┌─ TASK INPUT

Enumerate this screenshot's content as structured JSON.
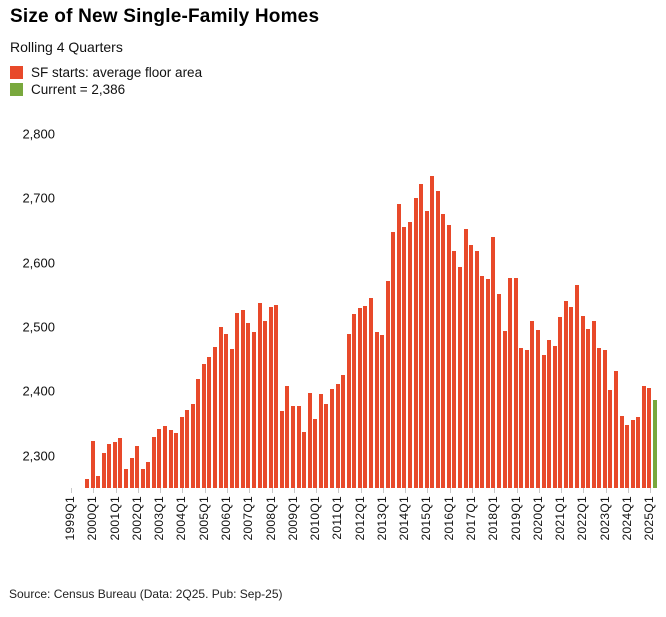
{
  "header": {
    "title": "Size of New Single-Family Homes",
    "subtitle": "Rolling 4 Quarters"
  },
  "legend": [
    {
      "label": "SF starts: average floor area",
      "color": "#e8492a"
    },
    {
      "label": "Current = 2,386",
      "color": "#79a83d"
    }
  ],
  "footer": {
    "source": "Source: Census Bureau (Data: 2Q25. Pub: Sep-25)"
  },
  "chart_data": {
    "type": "bar",
    "title": "Size of New Single-Family Homes",
    "subtitle": "Rolling 4 Quarters",
    "series_label": "SF starts: average floor area",
    "current_label": "Current = 2,386",
    "current_value": 2386,
    "bar_color": "#e8492a",
    "current_color": "#79a83d",
    "grid": false,
    "legend_position": "top-left",
    "ylim": [
      2250,
      2800
    ],
    "y_ticks": [
      "2,300",
      "2,400",
      "2,500",
      "2,600",
      "2,700",
      "2,800"
    ],
    "y_tick_values": [
      2300,
      2400,
      2500,
      2600,
      2700,
      2800
    ],
    "x_tick_labels": [
      "1999Q1",
      "2000Q1",
      "2001Q1",
      "2002Q1",
      "2003Q1",
      "2004Q1",
      "2005Q1",
      "2006Q1",
      "2007Q1",
      "2008Q1",
      "2009Q1",
      "2010Q1",
      "2011Q1",
      "2012Q1",
      "2013Q1",
      "2014Q1",
      "2015Q1",
      "2016Q1",
      "2017Q1",
      "2018Q1",
      "2019Q1",
      "2020Q1",
      "2021Q1",
      "2022Q1",
      "2023Q1",
      "2024Q1",
      "2025Q1"
    ],
    "categories": [
      "1999Q4",
      "2000Q1",
      "2000Q2",
      "2000Q3",
      "2000Q4",
      "2001Q1",
      "2001Q2",
      "2001Q3",
      "2001Q4",
      "2002Q1",
      "2002Q2",
      "2002Q3",
      "2002Q4",
      "2003Q1",
      "2003Q2",
      "2003Q3",
      "2003Q4",
      "2004Q1",
      "2004Q2",
      "2004Q3",
      "2004Q4",
      "2005Q1",
      "2005Q2",
      "2005Q3",
      "2005Q4",
      "2006Q1",
      "2006Q2",
      "2006Q3",
      "2006Q4",
      "2007Q1",
      "2007Q2",
      "2007Q3",
      "2007Q4",
      "2008Q1",
      "2008Q2",
      "2008Q3",
      "2008Q4",
      "2009Q1",
      "2009Q2",
      "2009Q3",
      "2009Q4",
      "2010Q1",
      "2010Q2",
      "2010Q3",
      "2010Q4",
      "2011Q1",
      "2011Q2",
      "2011Q3",
      "2011Q4",
      "2012Q1",
      "2012Q2",
      "2012Q3",
      "2012Q4",
      "2013Q1",
      "2013Q2",
      "2013Q3",
      "2013Q4",
      "2014Q1",
      "2014Q2",
      "2014Q3",
      "2014Q4",
      "2015Q1",
      "2015Q2",
      "2015Q3",
      "2015Q4",
      "2016Q1",
      "2016Q2",
      "2016Q3",
      "2016Q4",
      "2017Q1",
      "2017Q2",
      "2017Q3",
      "2017Q4",
      "2018Q1",
      "2018Q2",
      "2018Q3",
      "2018Q4",
      "2019Q1",
      "2019Q2",
      "2019Q3",
      "2019Q4",
      "2020Q1",
      "2020Q2",
      "2020Q3",
      "2020Q4",
      "2021Q1",
      "2021Q2",
      "2021Q3",
      "2021Q4",
      "2022Q1",
      "2022Q2",
      "2022Q3",
      "2022Q4",
      "2023Q1",
      "2023Q2",
      "2023Q3",
      "2023Q4",
      "2024Q1",
      "2024Q2",
      "2024Q3",
      "2024Q4",
      "2025Q1",
      "2025Q2"
    ],
    "values": [
      2264,
      2323,
      2269,
      2305,
      2318,
      2321,
      2327,
      2279,
      2297,
      2315,
      2279,
      2291,
      2330,
      2342,
      2347,
      2340,
      2335,
      2360,
      2371,
      2381,
      2419,
      2442,
      2454,
      2469,
      2500,
      2489,
      2466,
      2522,
      2527,
      2506,
      2492,
      2538,
      2509,
      2532,
      2535,
      2369,
      2409,
      2378,
      2377,
      2337,
      2397,
      2358,
      2396,
      2381,
      2404,
      2412,
      2425,
      2490,
      2521,
      2530,
      2533,
      2545,
      2492,
      2487,
      2571,
      2648,
      2692,
      2656,
      2663,
      2700,
      2722,
      2680,
      2735,
      2712,
      2676,
      2659,
      2619,
      2594,
      2653,
      2628,
      2618,
      2580,
      2574,
      2640,
      2551,
      2494,
      2577,
      2577,
      2467,
      2464,
      2509,
      2496,
      2457,
      2480,
      2471,
      2515,
      2540,
      2531,
      2566,
      2517,
      2497,
      2509,
      2468,
      2464,
      2403,
      2432,
      2362,
      2348,
      2355,
      2360,
      2408,
      2405,
      2386
    ]
  }
}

└─

### DESCRIPTION OF THE TASK
Above are records; say how many of their lines contain the word "Rolling", giving only the number.

### TASK RESPONSE
2